[Records from a data source]
"""
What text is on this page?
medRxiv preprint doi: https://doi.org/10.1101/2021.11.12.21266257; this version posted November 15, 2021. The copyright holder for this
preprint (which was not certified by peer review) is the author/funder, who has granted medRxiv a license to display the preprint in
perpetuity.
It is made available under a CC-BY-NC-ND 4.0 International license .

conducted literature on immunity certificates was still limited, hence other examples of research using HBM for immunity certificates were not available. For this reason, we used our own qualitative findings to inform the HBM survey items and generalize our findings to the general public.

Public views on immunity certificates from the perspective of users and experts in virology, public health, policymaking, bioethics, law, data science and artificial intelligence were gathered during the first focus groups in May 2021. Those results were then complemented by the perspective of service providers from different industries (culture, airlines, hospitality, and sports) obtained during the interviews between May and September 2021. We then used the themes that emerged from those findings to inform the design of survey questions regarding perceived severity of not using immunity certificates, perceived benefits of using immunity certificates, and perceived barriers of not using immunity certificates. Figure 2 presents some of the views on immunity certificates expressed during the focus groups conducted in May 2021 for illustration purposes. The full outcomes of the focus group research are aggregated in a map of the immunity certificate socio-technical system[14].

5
"""
— Stated task —
Extract the complete listing above, reproducing each line exactly.

— Task response —
What text is on this page?
medRxiv preprint doi: https://doi.org/10.1101/2021.11.12.21266257; this version posted November 15, 2021. The copyright holder for this
preprint (which was not certified by peer review) is the author/funder, who has granted medRxiv a license to display the preprint in
perpetuity.
It is made available under a CC-BY-NC-ND 4.0 International license .

conducted literature on immunity certificates was still limited, hence other examples of research using HBM for immunity certificates were not available. For this reason, we used our own qualitative findings to inform the HBM survey items and generalize our findings to the general public.

Public views on immunity certificates from the perspective of users and experts in virology, public health, policymaking, bioethics, law, data science and artificial intelligence were gathered during the first focus groups in May 2021. Those results were then complemented by the perspective of service providers from different industries (culture, airlines, hospitality, and sports) obtained during the interviews between May and September 2021. We then used the themes that emerged from those findings to inform the design of survey questions regarding perceived severity of not using immunity certificates, perceived benefits of using immunity certificates, and perceived barriers of not using immunity certificates. Figure 2 presents some of the views on immunity certificates expressed during the focus groups conducted in May 2021 for illustration purposes. The full outcomes of the focus group research are aggregated in a map of the immunity certificate socio-technical system[14].

5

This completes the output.